%%
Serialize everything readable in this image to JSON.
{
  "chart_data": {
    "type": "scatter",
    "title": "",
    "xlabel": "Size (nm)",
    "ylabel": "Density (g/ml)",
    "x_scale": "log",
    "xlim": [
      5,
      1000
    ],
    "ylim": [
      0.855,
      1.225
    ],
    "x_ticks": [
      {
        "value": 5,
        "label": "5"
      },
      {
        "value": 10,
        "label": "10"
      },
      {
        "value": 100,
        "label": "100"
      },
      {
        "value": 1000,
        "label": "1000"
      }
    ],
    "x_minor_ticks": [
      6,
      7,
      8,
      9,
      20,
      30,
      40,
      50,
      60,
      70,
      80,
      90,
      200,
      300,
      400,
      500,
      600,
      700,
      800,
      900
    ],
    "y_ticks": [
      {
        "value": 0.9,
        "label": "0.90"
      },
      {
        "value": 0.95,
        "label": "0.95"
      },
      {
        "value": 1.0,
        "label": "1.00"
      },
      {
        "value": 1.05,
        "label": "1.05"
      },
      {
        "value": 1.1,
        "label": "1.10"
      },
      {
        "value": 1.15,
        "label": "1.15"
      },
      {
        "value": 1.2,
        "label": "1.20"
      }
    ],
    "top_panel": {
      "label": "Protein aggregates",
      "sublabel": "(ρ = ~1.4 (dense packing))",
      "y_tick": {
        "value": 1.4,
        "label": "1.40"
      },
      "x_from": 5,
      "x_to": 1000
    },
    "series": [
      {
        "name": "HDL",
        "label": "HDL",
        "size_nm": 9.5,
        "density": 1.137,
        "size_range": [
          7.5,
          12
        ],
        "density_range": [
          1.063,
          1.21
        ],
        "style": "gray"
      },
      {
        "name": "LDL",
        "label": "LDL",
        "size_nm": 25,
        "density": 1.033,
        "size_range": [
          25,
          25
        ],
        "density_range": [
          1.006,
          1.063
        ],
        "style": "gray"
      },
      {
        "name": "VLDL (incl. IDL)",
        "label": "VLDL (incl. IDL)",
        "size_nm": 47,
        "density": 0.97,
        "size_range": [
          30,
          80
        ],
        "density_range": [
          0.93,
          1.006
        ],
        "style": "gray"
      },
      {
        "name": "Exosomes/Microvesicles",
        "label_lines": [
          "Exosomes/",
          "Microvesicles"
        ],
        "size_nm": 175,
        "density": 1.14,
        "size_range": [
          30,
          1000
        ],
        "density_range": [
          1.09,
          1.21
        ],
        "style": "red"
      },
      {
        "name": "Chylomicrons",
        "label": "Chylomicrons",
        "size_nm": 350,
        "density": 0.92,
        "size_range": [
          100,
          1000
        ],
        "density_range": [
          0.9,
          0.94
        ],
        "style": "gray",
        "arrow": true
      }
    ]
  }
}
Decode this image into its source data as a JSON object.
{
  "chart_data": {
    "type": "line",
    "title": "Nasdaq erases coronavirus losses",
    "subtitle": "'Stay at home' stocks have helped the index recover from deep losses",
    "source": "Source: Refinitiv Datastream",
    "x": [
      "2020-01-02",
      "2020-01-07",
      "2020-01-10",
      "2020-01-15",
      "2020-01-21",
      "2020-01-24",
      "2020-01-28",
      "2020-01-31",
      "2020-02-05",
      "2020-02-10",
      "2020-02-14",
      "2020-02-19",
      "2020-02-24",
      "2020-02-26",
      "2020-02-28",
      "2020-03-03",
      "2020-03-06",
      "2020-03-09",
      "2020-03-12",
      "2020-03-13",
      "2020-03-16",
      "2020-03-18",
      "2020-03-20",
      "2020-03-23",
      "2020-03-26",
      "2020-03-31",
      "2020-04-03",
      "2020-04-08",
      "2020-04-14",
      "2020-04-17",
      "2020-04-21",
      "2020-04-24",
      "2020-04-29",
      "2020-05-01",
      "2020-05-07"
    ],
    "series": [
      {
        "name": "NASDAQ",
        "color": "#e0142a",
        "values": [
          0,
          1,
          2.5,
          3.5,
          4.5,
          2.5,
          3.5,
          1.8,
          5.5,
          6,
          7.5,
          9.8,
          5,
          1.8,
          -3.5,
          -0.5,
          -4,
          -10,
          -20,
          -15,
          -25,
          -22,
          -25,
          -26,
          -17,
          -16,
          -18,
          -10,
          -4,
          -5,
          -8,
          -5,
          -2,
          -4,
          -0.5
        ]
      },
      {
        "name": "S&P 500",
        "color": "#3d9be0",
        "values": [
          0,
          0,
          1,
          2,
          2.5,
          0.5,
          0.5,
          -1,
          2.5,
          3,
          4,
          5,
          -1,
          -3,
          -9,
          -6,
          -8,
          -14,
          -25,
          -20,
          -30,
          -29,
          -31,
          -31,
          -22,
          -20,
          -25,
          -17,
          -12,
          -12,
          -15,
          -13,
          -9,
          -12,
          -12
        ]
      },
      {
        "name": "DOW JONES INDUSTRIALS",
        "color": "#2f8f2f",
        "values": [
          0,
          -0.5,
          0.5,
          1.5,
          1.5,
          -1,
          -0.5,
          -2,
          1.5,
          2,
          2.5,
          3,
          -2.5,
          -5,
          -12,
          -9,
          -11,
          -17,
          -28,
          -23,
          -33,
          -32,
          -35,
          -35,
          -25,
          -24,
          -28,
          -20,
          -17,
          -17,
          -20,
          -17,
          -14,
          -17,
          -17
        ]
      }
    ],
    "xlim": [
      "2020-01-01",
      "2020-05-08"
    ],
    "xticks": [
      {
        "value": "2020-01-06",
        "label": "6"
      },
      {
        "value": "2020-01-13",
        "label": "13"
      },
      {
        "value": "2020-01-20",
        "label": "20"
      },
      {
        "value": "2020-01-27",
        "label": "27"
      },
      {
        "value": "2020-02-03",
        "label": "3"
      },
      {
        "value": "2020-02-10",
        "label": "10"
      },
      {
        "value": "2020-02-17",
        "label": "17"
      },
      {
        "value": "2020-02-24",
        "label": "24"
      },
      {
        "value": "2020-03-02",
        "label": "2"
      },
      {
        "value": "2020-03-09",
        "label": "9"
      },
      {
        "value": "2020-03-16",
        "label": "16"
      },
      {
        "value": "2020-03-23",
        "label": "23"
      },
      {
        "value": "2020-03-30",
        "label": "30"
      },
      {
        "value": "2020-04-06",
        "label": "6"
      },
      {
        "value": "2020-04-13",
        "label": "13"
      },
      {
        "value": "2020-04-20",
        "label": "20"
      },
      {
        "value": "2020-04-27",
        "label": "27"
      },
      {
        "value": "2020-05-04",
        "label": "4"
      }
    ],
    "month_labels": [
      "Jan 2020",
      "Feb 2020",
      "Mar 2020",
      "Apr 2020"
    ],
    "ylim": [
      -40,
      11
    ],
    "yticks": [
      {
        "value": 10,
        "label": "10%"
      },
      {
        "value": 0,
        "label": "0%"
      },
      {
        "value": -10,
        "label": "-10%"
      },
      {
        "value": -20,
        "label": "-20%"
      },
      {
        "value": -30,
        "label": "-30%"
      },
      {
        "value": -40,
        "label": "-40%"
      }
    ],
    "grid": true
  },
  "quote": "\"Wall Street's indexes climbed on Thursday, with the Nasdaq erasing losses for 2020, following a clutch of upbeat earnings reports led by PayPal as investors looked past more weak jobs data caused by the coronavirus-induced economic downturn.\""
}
%%
▶ Problem to solve: Using the listing above, please repeat every entry exactly.

▶ Result of the task:
Serialize everything readable in this image to JSON.
{
  "chart_data": {
    "type": "scatter",
    "title": "",
    "xlabel": "Size (nm)",
    "ylabel": "Density (g/ml)",
    "x_scale": "log",
    "xlim": [
      5,
      1000
    ],
    "ylim": [
      0.855,
      1.225
    ],
    "x_ticks": [
      {
        "value": 5,
        "label": "5"
      },
      {
        "value": 10,
        "label": "10"
      },
      {
        "value": 100,
        "label": "100"
      },
      {
        "value": 1000,
        "label": "1000"
      }
    ],
    "x_minor_ticks": [
      6,
      7,
      8,
      9,
      20,
      30,
      40,
      50,
      60,
      70,
      80,
      90,
      200,
      300,
      400,
      500,
      600,
      700,
      800,
      900
    ],
    "y_ticks": [
      {
        "value": 0.9,
        "label": "0.90"
      },
      {
        "value": 0.95,
        "label": "0.95"
      },
      {
        "value": 1.0,
        "label": "1.00"
      },
      {
        "value": 1.05,
        "label": "1.05"
      },
      {
        "value": 1.1,
        "label": "1.10"
      },
      {
        "value": 1.15,
        "label": "1.15"
      },
      {
        "value": 1.2,
        "label": "1.20"
      }
    ],
    "top_panel": {
      "label": "Protein aggregates",
      "sublabel": "(ρ = ~1.4 (dense packing))",
      "y_tick": {
        "value": 1.4,
        "label": "1.40"
      },
      "x_from": 5,
      "x_to": 1000
    },
    "series": [
      {
        "name": "HDL",
        "label": "HDL",
        "size_nm": 9.5,
        "density": 1.137,
        "size_range": [
          7.5,
          12
        ],
        "density_range": [
          1.063,
          1.21
        ],
        "style": "gray"
      },
      {
        "name": "LDL",
        "label": "LDL",
        "size_nm": 25,
        "density": 1.033,
        "size_range": [
          25,
          25
        ],
        "density_range": [
          1.006,
          1.063
        ],
        "style": "gray"
      },
      {
        "name": "VLDL (incl. IDL)",
        "label": "VLDL (incl. IDL)",
        "size_nm": 47,
        "density": 0.97,
        "size_range": [
          30,
          80
        ],
        "density_range": [
          0.93,
          1.006
        ],
        "style": "gray"
      },
      {
        "name": "Exosomes/Microvesicles",
        "label_lines": [
          "Exosomes/",
          "Microvesicles"
        ],
        "size_nm": 175,
        "density": 1.14,
        "size_range": [
          30,
          1000
        ],
        "density_range": [
          1.09,
          1.21
        ],
        "style": "red"
      },
      {
        "name": "Chylomicrons",
        "label": "Chylomicrons",
        "size_nm": 350,
        "density": 0.92,
        "size_range": [
          100,
          1000
        ],
        "density_range": [
          0.9,
          0.94
        ],
        "style": "gray",
        "arrow": true
      }
    ]
  }
}
Decode this image into its source data as a JSON object.
{
  "chart_data": {
    "type": "line",
    "title": "Nasdaq erases coronavirus losses",
    "subtitle": "'Stay at home' stocks have helped the index recover from deep losses",
    "source": "Source: Refinitiv Datastream",
    "x": [
      "2020-01-02",
      "2020-01-07",
      "2020-01-10",
      "2020-01-15",
      "2020-01-21",
      "2020-01-24",
      "2020-01-28",
      "2020-01-31",
      "2020-02-05",
      "2020-02-10",
      "2020-02-14",
      "2020-02-19",
      "2020-02-24",
      "2020-02-26",
      "2020-02-28",
      "2020-03-03",
      "2020-03-06",
      "2020-03-09",
      "2020-03-12",
      "2020-03-13",
      "2020-03-16",
      "2020-03-18",
      "2020-03-20",
      "2020-03-23",
      "2020-03-26",
      "2020-03-31",
      "2020-04-03",
      "2020-04-08",
      "2020-04-14",
      "2020-04-17",
      "2020-04-21",
      "2020-04-24",
      "2020-04-29",
      "2020-05-01",
      "2020-05-07"
    ],
    "series": [
      {
        "name": "NASDAQ",
        "color": "#e0142a",
        "values": [
          0,
          1,
          2.5,
          3.5,
          4.5,
          2.5,
          3.5,
          1.8,
          5.5,
          6,
          7.5,
          9.8,
          5,
          1.8,
          -3.5,
          -0.5,
          -4,
          -10,
          -20,
          -15,
          -25,
          -22,
          -25,
          -26,
          -17,
          -16,
          -18,
          -10,
          -4,
          -5,
          -8,
          -5,
          -2,
          -4,
          -0.5
        ]
      },
      {
        "name": "S&P 500",
        "color": "#3d9be0",
        "values": [
          0,
          0,
          1,
          2,
          2.5,
          0.5,
          0.5,
          -1,
          2.5,
          3,
          4,
          5,
          -1,
          -3,
          -9,
          -6,
          -8,
          -14,
          -25,
          -20,
          -30,
          -29,
          -31,
          -31,
          -22,
          -20,
          -25,
          -17,
          -12,
          -12,
          -15,
          -13,
          -9,
          -12,
          -12
        ]
      },
      {
        "name": "DOW JONES INDUSTRIALS",
        "color": "#2f8f2f",
        "values": [
          0,
          -0.5,
          0.5,
          1.5,
          1.5,
          -1,
          -0.5,
          -2,
          1.5,
          2,
          2.5,
          3,
          -2.5,
          -5,
          -12,
          -9,
          -11,
          -17,
          -28,
          -23,
          -33,
          -32,
          -35,
          -35,
          -25,
          -24,
          -28,
          -20,
          -17,
          -17,
          -20,
          -17,
          -14,
          -17,
          -17
        ]
      }
    ],
    "xlim": [
      "2020-01-01",
      "2020-05-08"
    ],
    "xticks": [
      {
        "value": "2020-01-06",
        "label": "6"
      },
      {
        "value": "2020-01-13",
        "label": "13"
      },
      {
        "value": "2020-01-20",
        "label": "20"
      },
      {
        "value": "2020-01-27",
        "label": "27"
      },
      {
        "value": "2020-02-03",
        "label": "3"
      },
      {
        "value": "2020-02-10",
        "label": "10"
      },
      {
        "value": "2020-02-17",
        "label": "17"
      },
      {
        "value": "2020-02-24",
        "label": "24"
      },
      {
        "value": "2020-03-02",
        "label": "2"
      },
      {
        "value": "2020-03-09",
        "label": "9"
      },
      {
        "value": "2020-03-16",
        "label": "16"
      },
      {
        "value": "2020-03-23",
        "label": "23"
      },
      {
        "value": "2020-03-30",
        "label": "30"
      },
      {
        "value": "2020-04-06",
        "label": "6"
      },
      {
        "value": "2020-04-13",
        "label": "13"
      },
      {
        "value": "2020-04-20",
        "label": "20"
      },
      {
        "value": "2020-04-27",
        "label": "27"
      },
      {
        "value": "2020-05-04",
        "label": "4"
      }
    ],
    "month_labels": [
      "Jan 2020",
      "Feb 2020",
      "Mar 2020",
      "Apr 2020"
    ],
    "ylim": [
      -40,
      11
    ],
    "yticks": [
      {
        "value": 10,
        "label": "10%"
      },
      {
        "value": 0,
        "label": "0%"
      },
      {
        "value": -10,
        "label": "-10%"
      },
      {
        "value": -20,
        "label": "-20%"
      },
      {
        "value": -30,
        "label": "-30%"
      },
      {
        "value": -40,
        "label": "-40%"
      }
    ],
    "grid": true
  },
  "quote": "\"Wall Street's indexes climbed on Thursday, with the Nasdaq erasing losses for 2020, following a clutch of upbeat earnings reports led by PayPal as investors looked past more weak jobs data caused by the coronavirus-induced economic downturn.\""
}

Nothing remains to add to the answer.